**Data supplied:**
····················

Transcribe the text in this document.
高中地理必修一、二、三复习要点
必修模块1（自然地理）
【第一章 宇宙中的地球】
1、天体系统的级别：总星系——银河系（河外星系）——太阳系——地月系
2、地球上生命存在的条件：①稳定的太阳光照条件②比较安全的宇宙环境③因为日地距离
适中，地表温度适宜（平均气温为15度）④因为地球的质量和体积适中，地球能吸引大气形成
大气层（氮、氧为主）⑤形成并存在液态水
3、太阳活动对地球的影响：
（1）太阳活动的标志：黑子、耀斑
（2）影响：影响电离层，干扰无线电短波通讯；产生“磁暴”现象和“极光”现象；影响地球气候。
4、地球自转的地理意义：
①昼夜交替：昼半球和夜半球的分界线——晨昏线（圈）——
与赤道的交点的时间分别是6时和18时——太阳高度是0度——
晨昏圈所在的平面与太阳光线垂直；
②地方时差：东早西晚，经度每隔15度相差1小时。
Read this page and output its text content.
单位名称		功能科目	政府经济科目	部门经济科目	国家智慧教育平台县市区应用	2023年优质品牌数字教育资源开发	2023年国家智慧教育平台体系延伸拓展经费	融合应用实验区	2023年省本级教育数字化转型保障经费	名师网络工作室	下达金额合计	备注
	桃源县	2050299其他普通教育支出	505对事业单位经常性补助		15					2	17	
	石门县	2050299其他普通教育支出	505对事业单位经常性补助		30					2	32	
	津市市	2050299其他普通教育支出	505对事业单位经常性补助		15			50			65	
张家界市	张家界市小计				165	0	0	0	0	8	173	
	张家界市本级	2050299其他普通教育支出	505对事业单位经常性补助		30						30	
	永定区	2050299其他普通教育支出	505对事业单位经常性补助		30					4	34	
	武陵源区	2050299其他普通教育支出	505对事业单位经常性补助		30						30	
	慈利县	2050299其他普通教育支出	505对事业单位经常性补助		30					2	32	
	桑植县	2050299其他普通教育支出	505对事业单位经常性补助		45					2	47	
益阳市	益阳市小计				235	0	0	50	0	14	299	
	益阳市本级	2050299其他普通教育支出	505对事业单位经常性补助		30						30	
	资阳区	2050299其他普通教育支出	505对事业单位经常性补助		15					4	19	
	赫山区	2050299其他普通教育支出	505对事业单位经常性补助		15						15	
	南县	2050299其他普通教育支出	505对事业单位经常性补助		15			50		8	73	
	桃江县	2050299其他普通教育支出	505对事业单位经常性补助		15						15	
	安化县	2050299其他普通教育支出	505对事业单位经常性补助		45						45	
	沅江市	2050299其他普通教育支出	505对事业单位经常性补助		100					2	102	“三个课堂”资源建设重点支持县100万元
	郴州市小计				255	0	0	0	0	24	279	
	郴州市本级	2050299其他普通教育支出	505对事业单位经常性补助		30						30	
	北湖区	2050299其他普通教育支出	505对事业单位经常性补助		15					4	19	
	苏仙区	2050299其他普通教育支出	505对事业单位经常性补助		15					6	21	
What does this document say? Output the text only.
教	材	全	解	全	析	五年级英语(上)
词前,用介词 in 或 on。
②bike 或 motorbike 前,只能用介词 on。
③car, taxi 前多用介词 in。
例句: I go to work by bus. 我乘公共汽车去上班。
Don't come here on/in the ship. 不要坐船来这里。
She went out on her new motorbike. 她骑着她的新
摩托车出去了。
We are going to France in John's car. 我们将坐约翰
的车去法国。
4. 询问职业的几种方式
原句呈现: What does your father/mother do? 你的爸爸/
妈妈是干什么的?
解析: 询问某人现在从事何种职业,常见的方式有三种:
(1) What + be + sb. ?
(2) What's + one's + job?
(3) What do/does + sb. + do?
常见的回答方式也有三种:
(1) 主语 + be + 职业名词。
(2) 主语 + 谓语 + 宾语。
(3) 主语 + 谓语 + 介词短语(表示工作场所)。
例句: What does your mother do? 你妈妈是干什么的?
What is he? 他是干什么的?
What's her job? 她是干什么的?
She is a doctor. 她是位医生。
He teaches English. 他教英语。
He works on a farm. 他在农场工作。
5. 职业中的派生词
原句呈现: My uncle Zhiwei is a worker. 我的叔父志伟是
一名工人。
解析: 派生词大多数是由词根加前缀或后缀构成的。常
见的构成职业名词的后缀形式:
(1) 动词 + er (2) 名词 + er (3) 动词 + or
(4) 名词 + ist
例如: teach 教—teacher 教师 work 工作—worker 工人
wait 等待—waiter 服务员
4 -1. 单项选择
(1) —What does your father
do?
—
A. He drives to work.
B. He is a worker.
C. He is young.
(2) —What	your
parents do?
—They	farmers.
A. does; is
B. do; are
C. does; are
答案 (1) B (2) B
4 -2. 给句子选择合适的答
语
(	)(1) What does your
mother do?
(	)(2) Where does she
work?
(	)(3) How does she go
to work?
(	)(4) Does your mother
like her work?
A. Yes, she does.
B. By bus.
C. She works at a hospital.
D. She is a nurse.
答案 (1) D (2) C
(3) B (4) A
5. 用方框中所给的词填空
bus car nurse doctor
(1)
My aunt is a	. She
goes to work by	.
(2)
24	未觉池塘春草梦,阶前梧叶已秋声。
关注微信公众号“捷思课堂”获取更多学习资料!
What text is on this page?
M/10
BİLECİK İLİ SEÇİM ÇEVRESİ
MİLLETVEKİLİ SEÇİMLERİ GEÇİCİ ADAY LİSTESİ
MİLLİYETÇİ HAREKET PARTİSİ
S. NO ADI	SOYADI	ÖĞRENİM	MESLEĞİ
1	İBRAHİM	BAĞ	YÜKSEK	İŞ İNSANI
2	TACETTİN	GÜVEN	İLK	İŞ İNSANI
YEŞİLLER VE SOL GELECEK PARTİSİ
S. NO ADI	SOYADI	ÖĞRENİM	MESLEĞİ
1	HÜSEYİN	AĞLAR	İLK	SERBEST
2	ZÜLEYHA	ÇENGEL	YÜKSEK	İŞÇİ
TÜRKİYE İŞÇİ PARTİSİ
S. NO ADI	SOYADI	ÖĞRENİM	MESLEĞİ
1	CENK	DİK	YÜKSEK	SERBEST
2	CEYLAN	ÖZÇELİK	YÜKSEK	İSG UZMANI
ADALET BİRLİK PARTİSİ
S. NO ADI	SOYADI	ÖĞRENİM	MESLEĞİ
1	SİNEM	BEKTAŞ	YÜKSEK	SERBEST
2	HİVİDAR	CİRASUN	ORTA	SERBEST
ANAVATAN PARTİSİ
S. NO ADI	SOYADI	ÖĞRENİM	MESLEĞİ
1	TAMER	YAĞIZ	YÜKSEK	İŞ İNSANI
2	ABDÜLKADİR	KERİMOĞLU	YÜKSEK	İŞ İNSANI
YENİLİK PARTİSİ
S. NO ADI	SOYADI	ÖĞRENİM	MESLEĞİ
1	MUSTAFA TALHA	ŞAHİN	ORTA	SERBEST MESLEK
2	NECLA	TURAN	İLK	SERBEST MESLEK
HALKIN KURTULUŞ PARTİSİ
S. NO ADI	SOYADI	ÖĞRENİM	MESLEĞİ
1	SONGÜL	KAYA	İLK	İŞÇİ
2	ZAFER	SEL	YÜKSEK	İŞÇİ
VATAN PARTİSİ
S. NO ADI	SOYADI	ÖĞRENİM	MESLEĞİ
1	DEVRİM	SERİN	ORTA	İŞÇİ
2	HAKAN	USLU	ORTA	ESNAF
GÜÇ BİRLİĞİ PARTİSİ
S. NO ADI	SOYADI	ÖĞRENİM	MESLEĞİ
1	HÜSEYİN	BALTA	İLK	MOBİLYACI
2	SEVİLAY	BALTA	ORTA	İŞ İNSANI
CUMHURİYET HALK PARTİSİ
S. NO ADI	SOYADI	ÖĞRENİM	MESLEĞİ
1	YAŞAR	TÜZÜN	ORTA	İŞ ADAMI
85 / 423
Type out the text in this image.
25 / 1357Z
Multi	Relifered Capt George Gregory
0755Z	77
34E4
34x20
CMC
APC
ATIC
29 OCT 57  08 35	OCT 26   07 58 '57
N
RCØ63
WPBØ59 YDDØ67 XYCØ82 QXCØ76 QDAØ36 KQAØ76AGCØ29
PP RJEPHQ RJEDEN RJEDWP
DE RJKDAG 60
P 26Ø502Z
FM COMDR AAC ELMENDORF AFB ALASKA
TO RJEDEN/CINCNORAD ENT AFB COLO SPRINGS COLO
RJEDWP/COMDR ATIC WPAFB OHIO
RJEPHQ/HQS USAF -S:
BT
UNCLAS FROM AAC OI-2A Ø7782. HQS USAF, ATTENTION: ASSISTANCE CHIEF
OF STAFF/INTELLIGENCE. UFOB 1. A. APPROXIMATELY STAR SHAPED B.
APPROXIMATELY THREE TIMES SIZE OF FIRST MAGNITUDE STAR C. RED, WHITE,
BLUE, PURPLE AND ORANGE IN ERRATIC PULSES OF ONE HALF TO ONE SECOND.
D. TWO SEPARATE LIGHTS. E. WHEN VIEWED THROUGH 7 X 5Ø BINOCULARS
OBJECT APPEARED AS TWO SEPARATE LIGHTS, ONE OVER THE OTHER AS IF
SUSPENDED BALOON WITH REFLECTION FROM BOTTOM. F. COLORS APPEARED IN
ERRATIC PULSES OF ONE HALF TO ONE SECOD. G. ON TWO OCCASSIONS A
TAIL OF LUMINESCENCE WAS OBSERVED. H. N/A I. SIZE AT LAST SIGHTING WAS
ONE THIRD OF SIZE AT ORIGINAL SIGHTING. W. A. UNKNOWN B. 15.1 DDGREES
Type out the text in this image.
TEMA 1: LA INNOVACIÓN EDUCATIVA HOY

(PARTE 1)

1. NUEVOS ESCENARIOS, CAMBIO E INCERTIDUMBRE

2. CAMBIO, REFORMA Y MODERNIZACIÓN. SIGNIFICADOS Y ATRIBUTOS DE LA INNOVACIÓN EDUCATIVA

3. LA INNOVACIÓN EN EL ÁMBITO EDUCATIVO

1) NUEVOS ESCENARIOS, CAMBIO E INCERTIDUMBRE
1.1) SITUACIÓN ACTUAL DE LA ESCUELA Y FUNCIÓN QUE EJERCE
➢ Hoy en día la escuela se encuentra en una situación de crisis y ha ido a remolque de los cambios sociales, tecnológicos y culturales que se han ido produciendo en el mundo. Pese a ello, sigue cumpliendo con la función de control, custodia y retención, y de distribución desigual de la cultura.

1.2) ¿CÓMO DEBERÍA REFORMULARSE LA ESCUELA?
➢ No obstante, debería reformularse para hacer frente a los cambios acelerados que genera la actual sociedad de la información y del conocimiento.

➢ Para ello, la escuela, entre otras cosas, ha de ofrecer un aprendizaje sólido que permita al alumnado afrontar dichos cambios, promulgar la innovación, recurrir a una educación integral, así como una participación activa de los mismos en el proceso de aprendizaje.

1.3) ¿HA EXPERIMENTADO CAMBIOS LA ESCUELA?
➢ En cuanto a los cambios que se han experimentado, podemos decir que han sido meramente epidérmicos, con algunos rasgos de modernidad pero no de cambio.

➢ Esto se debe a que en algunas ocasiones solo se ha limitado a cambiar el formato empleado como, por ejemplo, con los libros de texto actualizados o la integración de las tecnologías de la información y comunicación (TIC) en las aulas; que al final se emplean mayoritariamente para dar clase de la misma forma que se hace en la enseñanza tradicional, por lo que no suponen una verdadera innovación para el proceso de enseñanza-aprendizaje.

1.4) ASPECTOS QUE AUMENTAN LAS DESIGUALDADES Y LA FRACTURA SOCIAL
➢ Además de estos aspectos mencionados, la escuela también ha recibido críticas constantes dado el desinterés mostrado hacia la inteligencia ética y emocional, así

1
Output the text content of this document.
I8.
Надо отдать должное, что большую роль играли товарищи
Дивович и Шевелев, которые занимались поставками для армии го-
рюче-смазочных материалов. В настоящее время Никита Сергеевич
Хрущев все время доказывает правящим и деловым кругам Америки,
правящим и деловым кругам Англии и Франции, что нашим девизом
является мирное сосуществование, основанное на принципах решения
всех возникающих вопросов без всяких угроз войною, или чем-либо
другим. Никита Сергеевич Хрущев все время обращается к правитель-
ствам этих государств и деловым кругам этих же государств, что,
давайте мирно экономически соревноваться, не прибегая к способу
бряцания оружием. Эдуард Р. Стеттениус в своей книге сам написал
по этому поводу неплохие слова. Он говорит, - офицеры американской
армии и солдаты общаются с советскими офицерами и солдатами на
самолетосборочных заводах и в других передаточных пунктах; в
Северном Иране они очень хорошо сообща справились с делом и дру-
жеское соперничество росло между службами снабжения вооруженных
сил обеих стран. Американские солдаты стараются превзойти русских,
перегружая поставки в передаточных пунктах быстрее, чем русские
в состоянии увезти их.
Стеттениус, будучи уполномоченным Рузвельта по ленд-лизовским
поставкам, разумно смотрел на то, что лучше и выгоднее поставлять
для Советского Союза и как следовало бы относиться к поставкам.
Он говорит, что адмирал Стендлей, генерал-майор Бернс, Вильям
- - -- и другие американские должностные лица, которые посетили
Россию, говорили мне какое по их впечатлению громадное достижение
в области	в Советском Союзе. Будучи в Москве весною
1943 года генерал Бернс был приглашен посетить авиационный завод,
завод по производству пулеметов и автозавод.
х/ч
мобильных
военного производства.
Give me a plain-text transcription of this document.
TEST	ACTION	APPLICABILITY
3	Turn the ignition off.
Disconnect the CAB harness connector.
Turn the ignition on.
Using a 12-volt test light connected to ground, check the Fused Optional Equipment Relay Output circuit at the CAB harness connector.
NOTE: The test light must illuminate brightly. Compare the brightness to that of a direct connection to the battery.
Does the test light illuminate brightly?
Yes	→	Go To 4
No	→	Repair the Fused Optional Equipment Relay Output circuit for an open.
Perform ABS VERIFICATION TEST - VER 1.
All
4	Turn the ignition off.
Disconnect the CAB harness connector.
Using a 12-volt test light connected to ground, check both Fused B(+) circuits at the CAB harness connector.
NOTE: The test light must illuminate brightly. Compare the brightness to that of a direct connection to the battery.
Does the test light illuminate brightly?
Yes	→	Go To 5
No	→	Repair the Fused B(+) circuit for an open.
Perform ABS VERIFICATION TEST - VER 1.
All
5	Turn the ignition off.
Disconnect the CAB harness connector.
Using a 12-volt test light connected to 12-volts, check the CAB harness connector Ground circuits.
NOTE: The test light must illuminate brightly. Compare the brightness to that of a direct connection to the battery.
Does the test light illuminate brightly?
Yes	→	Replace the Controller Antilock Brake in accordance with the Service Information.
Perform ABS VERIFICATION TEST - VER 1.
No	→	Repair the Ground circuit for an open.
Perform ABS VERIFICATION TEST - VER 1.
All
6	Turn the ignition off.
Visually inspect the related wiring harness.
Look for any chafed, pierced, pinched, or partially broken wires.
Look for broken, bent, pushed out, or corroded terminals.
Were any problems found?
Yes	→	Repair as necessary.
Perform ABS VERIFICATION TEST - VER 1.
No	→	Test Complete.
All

····················

**Task instructions:** Isolate the lines that hold the word "ORTA" and copy all of them.

**Answer to this exercise:**
2	HİVİDAR	CİRASUN	ORTA	SERBEST
1	MUSTAFA TALHA	ŞAHİN	ORTA	SERBEST MESLEK
1	DEVRİM	SERİN	ORTA	İŞÇİ
2	HAKAN	USLU	ORTA	ESNAF
2	SEVİLAY	BALTA	ORTA	İŞ İNSANI
1	YAŞAR	TÜZÜN	ORTA	İŞ ADAMI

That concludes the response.